---------- Dataset entries ----------

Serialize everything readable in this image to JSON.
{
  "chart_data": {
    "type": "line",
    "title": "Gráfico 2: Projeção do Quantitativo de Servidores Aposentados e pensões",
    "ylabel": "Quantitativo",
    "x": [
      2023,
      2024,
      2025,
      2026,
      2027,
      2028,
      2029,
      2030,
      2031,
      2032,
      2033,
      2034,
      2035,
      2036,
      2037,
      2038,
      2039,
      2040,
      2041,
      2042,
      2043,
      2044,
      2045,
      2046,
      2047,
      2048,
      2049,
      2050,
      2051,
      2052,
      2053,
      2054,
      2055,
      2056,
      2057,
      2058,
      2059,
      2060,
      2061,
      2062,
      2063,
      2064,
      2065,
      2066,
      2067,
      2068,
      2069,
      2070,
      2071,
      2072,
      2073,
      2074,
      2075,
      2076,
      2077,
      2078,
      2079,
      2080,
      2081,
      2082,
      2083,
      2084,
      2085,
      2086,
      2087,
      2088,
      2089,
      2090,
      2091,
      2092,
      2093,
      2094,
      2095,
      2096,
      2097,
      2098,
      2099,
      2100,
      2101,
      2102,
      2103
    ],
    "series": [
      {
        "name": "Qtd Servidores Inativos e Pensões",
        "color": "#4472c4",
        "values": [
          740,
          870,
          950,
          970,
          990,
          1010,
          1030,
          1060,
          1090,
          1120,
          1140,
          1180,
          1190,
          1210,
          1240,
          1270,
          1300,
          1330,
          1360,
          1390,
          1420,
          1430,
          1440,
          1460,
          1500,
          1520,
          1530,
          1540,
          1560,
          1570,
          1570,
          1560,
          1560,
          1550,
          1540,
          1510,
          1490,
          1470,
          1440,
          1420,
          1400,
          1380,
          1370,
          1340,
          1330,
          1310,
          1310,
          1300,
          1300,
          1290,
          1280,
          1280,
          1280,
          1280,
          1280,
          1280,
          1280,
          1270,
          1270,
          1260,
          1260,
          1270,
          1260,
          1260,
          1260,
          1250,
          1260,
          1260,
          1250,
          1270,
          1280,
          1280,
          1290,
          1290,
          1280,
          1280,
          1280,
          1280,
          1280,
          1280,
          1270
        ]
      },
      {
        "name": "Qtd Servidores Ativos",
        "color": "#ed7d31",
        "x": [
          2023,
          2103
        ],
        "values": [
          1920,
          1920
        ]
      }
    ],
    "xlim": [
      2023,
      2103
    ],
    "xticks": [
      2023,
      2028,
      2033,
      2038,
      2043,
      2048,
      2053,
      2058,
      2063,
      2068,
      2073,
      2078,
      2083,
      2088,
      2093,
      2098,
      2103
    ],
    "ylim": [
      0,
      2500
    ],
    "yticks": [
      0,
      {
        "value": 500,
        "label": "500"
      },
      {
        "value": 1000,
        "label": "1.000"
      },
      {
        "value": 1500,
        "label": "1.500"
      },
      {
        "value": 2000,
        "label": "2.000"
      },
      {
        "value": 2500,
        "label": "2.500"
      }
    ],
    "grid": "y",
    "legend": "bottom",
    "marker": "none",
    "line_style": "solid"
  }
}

----------

What you are asked to do >>
Lines containing the string "Servidores" are to be selected and copied.

Solution >>
    "title": "Gráfico 2: Projeção do Quantitativo de Servidores Aposentados e pensões",
        "name": "Qtd Servidores Inativos e Pensões",
        "name": "Qtd Servidores Ativos",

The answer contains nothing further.